**Instructions to follow:**
Here are some records; copy every line that holds the word "Fisher".

**Extracted entries:**
start
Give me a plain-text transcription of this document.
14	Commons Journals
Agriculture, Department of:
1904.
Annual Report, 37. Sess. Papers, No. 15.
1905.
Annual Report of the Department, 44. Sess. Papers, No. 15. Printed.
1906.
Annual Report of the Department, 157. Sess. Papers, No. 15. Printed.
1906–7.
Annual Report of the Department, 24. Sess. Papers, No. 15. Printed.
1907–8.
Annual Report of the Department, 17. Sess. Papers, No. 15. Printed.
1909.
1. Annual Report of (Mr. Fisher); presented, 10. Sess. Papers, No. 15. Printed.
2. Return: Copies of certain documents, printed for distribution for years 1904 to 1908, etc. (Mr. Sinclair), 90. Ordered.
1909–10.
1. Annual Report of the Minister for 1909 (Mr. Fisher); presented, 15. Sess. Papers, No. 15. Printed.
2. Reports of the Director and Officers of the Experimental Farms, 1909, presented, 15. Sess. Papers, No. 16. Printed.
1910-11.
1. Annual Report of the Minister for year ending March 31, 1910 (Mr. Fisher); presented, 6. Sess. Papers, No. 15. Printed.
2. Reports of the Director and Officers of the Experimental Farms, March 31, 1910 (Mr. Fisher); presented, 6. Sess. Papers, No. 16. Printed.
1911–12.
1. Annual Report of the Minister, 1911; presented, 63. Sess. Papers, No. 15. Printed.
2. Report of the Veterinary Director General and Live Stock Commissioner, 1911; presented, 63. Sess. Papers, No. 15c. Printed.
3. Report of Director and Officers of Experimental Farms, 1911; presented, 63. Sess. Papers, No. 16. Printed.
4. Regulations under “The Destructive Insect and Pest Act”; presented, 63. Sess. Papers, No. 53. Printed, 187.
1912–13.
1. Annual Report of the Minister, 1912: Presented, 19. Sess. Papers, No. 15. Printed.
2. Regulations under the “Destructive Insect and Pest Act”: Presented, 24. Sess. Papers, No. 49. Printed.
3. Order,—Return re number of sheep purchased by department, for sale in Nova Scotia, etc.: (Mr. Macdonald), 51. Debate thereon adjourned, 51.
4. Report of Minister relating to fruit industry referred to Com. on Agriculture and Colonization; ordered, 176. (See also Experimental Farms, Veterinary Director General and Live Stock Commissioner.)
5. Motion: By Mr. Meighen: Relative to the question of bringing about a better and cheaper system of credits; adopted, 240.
end
**Response below:**
1. Annual Report of (Mr. Fisher); presented, 10. Sess. Papers, No. 15. Printed.
1. Annual Report of the Minister for 1909 (Mr. Fisher); presented, 15. Sess. Papers, No. 15. Printed.
1. Annual Report of the Minister for year ending March 31, 1910 (Mr. Fisher); presented, 6. Sess. Papers, No. 15. Printed.
2. Reports of the Director and Officers of the Experimental Farms, March 31, 1910 (Mr. Fisher); presented, 6. Sess. Papers, No. 16. Printed.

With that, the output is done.